### WHAT YOU WILL DO
Exactly as written, please set down all of the entries again, with no pictures.

— start SUPPLIED DATA —

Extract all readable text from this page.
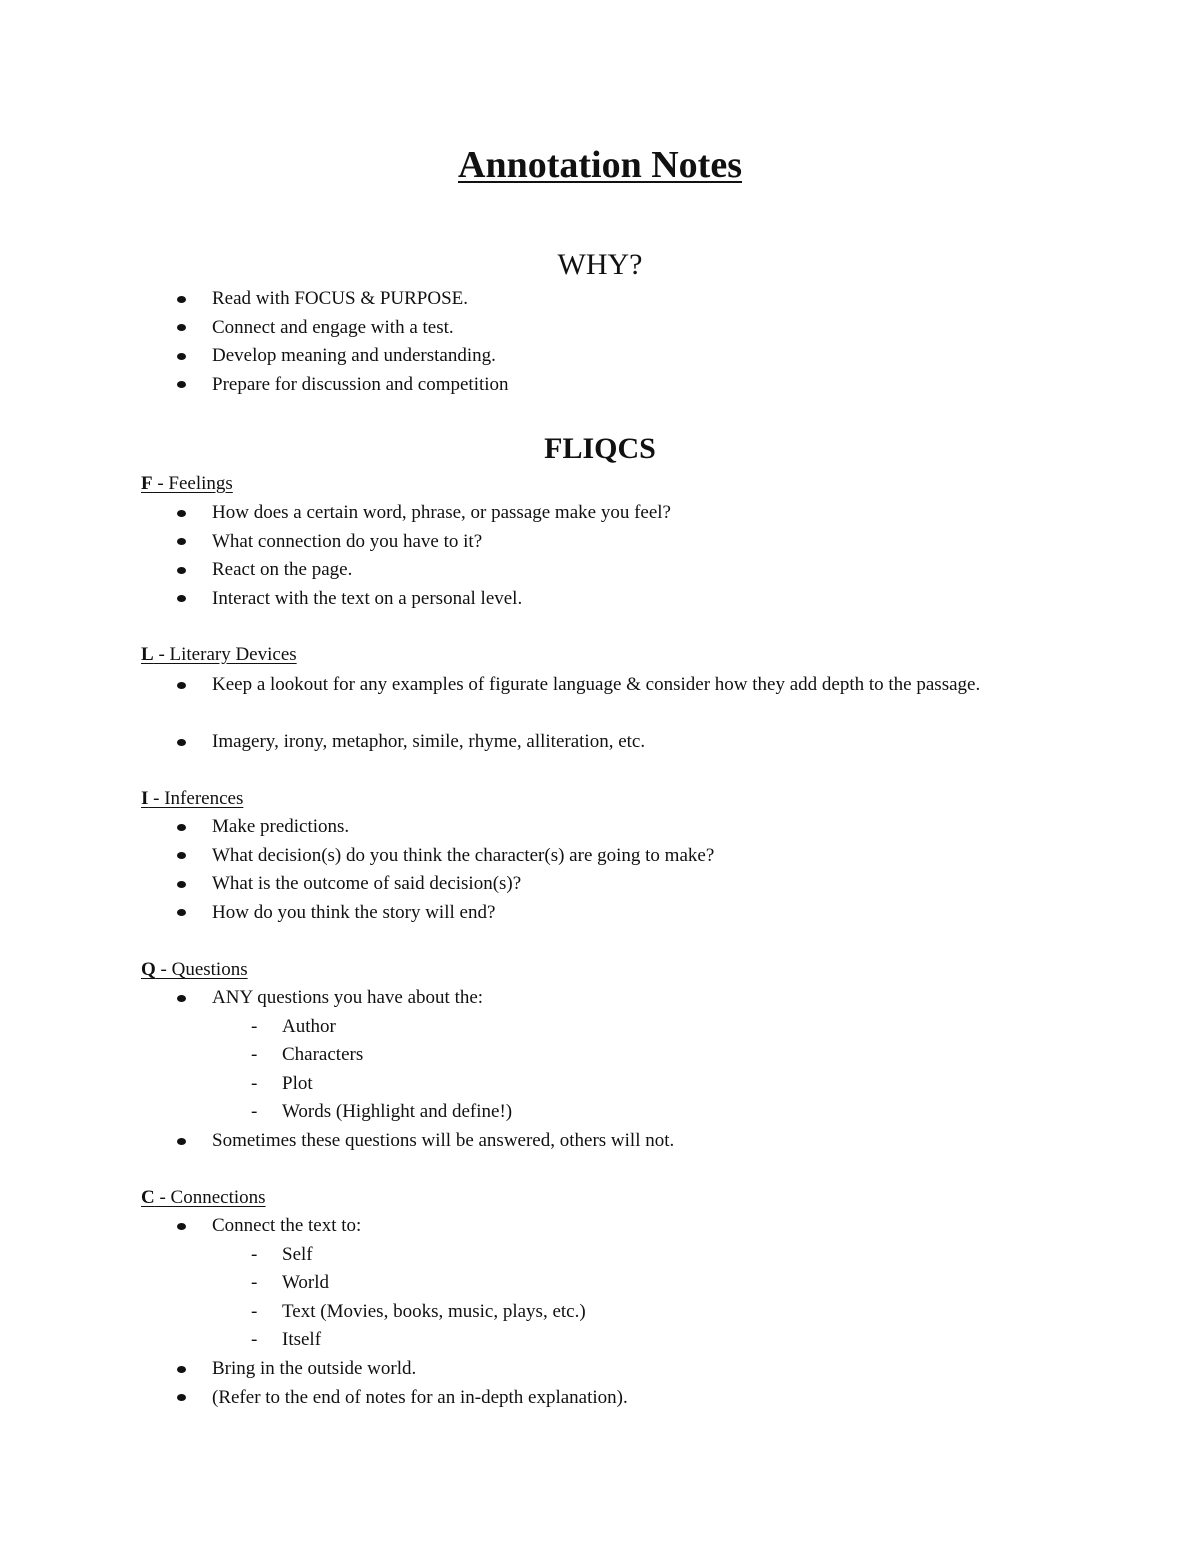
Annotation Notes
WHY?
Read with FOCUS & PURPOSE.
Connect and engage with a test.
Develop meaning and understanding.
Prepare for discussion and competition
FLIQCS
F - Feelings
How does a certain word, phrase, or passage make you feel?
What connection do you have to it?
React on the page.
Interact with the text on a personal level.
L - Literary Devices
Keep a lookout for any examples of figurate language & consider how they add depth to the passage.
Imagery, irony, metaphor, simile, rhyme, alliteration, etc.
I - Inferences
Make predictions.
What decision(s) do you think the character(s) are going to make?
What is the outcome of said decision(s)?
How do you think the story will end?
Q - Questions
ANY questions you have about the:
- Author
- Characters
- Plot
- Words (Highlight and define!)
Sometimes these questions will be answered, others will not.
C - Connections
Connect the text to:
- Self
- World
- Text (Movies, books, music, plays, etc.)
- Itself
Bring in the outside world.
(Refer to the end of notes for an in-depth explanation).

— end SUPPLIED DATA —

### CORRECT OUTPUT
Extract all readable text from this page.
Annotation Notes
WHY?
Read with FOCUS & PURPOSE.
Connect and engage with a test.
Develop meaning and understanding.
Prepare for discussion and competition
FLIQCS
F - Feelings
How does a certain word, phrase, or passage make you feel?
What connection do you have to it?
React on the page.
Interact with the text on a personal level.
L - Literary Devices
Keep a lookout for any examples of figurate language & consider how they add depth to the passage.
Imagery, irony, metaphor, simile, rhyme, alliteration, etc.
I - Inferences
Make predictions.
What decision(s) do you think the character(s) are going to make?
What is the outcome of said decision(s)?
How do you think the story will end?
Q - Questions
ANY questions you have about the:
- Author
- Characters
- Plot
- Words (Highlight and define!)
Sometimes these questions will be answered, others will not.
C - Connections
Connect the text to:
- Self
- World
- Text (Movies, books, music, plays, etc.)
- Itself
Bring in the outside world.
(Refer to the end of notes for an in-depth explanation).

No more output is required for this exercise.